### Exercise materials
....................

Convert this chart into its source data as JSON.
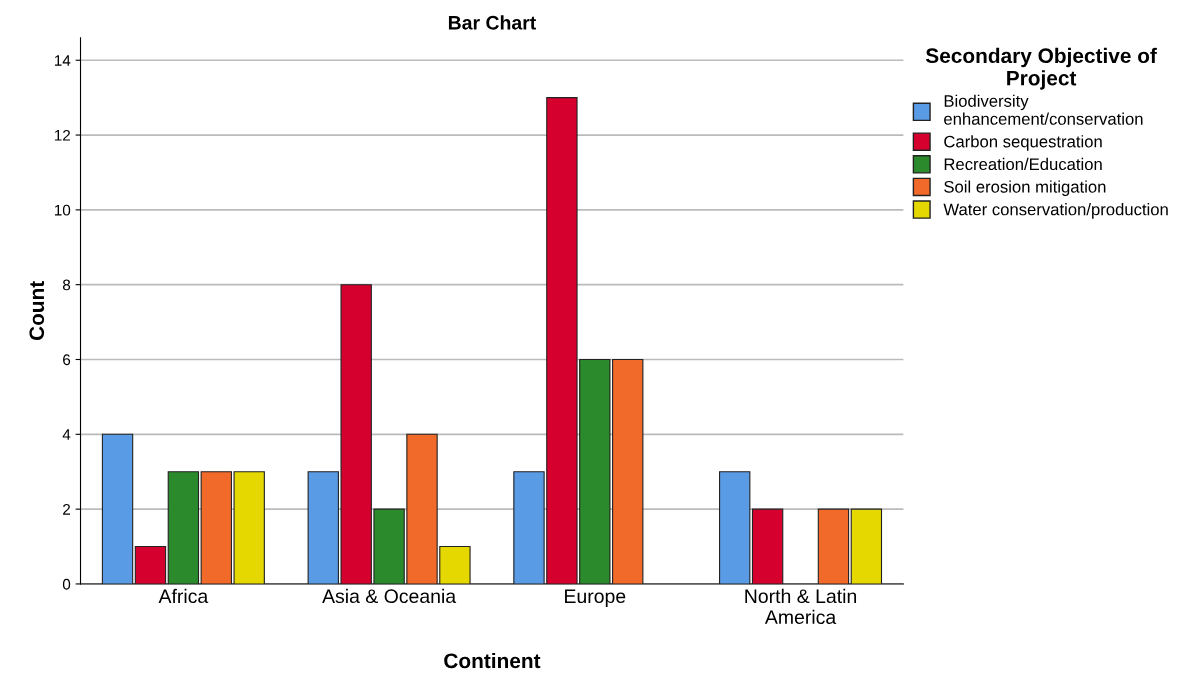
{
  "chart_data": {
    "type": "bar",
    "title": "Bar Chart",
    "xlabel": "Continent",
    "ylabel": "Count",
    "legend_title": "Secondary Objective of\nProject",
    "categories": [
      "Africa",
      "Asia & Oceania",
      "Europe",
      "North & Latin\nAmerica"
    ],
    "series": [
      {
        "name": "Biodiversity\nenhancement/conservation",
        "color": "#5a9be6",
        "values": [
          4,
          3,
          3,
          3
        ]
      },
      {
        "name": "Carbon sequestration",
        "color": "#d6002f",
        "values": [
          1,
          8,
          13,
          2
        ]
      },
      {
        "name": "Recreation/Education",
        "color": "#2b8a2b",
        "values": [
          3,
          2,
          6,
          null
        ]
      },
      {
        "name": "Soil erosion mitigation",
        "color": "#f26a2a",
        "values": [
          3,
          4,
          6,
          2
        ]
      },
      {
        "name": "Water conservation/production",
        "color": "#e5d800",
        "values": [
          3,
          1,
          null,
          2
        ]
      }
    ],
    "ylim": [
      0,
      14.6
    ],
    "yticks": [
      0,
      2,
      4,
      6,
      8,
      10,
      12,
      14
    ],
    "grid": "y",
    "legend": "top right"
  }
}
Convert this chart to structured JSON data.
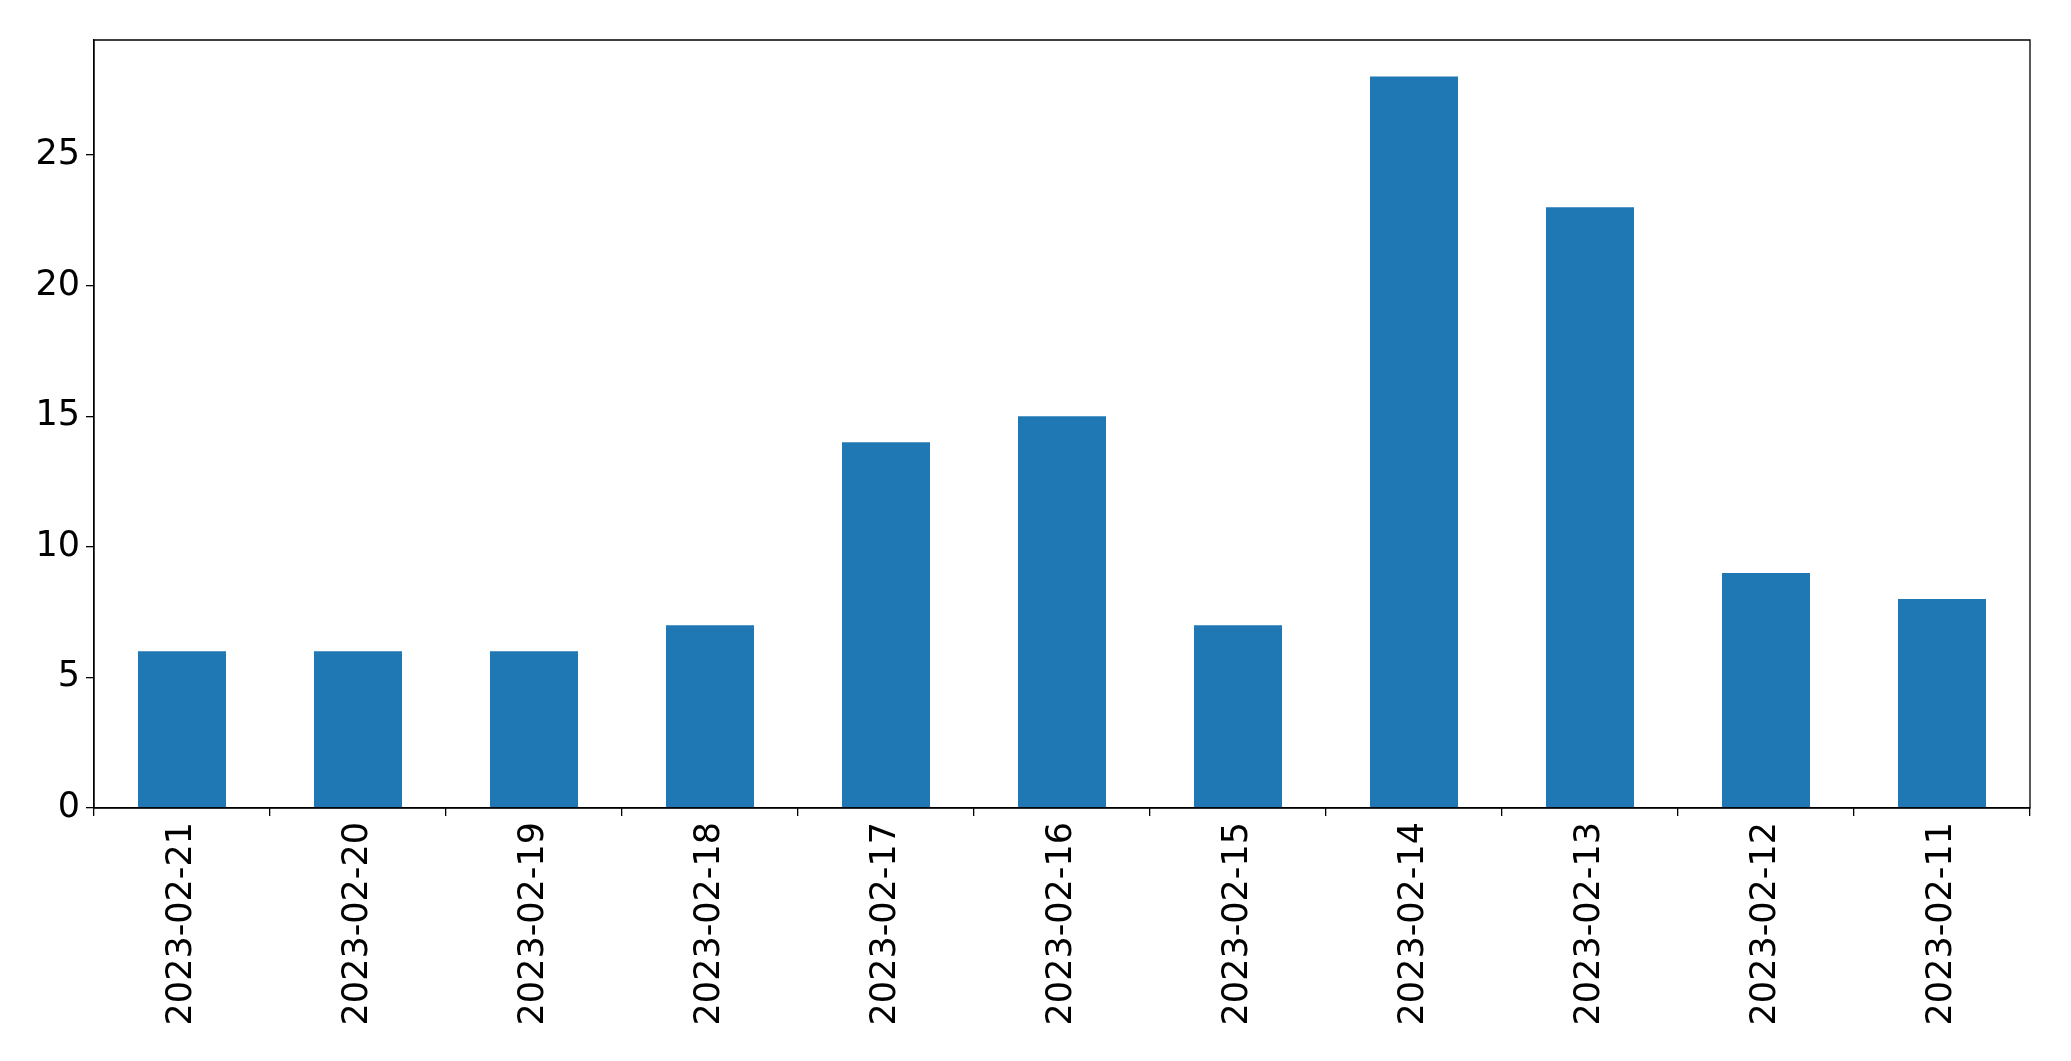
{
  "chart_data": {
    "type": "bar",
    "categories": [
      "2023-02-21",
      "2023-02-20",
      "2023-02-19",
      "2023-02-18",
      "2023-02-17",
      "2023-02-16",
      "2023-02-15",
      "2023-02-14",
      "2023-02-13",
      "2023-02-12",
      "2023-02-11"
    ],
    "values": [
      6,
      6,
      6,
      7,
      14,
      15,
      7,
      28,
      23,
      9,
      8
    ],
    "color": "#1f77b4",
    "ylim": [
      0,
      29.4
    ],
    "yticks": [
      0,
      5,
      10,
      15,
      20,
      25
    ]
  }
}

....................

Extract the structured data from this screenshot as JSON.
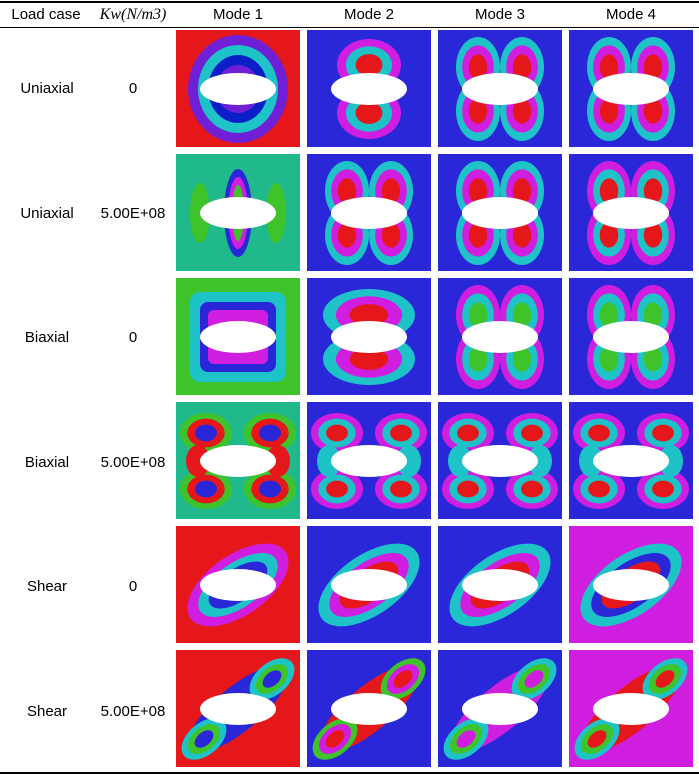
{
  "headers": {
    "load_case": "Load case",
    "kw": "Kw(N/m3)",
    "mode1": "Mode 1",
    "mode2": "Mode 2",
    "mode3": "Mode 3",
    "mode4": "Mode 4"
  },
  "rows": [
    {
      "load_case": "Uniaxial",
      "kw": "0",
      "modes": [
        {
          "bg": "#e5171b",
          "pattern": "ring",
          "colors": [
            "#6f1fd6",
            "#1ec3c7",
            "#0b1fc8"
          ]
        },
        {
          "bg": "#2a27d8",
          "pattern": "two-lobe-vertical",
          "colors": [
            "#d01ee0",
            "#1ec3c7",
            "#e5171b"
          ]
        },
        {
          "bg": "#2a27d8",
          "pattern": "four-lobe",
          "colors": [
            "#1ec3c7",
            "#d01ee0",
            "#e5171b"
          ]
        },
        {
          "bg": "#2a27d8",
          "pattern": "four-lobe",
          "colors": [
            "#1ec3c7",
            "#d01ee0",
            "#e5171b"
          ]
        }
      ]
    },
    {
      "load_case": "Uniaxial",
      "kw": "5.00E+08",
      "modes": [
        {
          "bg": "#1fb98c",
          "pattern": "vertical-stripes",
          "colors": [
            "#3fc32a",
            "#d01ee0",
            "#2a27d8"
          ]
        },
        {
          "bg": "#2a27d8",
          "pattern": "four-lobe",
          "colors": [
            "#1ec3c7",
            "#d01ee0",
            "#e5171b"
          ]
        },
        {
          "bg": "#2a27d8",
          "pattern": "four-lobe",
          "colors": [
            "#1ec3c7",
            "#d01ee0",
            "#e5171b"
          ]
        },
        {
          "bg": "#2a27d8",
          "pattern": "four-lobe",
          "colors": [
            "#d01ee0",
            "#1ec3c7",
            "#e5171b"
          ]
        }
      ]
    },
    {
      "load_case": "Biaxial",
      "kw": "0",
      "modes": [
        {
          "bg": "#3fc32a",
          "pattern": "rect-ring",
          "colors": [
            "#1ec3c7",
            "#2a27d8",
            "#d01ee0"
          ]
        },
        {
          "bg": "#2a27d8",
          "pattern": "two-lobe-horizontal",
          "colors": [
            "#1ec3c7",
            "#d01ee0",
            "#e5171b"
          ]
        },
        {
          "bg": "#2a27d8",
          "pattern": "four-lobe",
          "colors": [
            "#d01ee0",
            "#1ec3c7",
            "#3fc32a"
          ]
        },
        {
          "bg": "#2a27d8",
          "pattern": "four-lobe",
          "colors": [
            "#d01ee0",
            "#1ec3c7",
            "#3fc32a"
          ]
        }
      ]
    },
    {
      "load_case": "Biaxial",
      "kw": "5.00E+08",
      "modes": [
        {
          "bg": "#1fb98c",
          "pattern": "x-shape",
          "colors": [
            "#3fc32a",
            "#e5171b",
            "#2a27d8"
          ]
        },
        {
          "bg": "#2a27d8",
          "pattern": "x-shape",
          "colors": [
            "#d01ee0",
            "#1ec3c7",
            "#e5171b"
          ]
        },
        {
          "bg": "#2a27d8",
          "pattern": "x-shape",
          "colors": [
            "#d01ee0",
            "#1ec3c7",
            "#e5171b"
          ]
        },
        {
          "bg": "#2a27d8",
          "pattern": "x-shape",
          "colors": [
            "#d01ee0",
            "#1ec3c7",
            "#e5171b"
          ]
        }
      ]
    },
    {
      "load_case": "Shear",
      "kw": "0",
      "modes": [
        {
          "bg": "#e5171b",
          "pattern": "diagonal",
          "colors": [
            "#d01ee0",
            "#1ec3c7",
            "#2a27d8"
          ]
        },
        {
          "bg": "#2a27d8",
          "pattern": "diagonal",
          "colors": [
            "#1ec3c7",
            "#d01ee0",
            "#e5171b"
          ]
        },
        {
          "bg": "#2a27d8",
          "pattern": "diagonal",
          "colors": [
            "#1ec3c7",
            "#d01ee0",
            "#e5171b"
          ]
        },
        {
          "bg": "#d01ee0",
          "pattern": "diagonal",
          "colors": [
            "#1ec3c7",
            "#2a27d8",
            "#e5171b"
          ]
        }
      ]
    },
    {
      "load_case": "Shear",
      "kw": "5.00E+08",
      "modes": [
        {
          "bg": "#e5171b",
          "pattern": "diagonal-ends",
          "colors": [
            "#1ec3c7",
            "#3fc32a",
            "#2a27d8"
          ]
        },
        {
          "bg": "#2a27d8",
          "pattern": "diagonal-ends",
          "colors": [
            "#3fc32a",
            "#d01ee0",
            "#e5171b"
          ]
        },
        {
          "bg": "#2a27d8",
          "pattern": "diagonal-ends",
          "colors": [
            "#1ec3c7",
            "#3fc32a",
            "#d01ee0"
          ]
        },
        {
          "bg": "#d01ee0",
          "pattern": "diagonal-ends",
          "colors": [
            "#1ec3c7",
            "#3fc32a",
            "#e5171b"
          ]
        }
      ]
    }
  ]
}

....................

### Task description
Report how many lines in the records hold the word "JSON", giving the number and nothing else.

### In response
3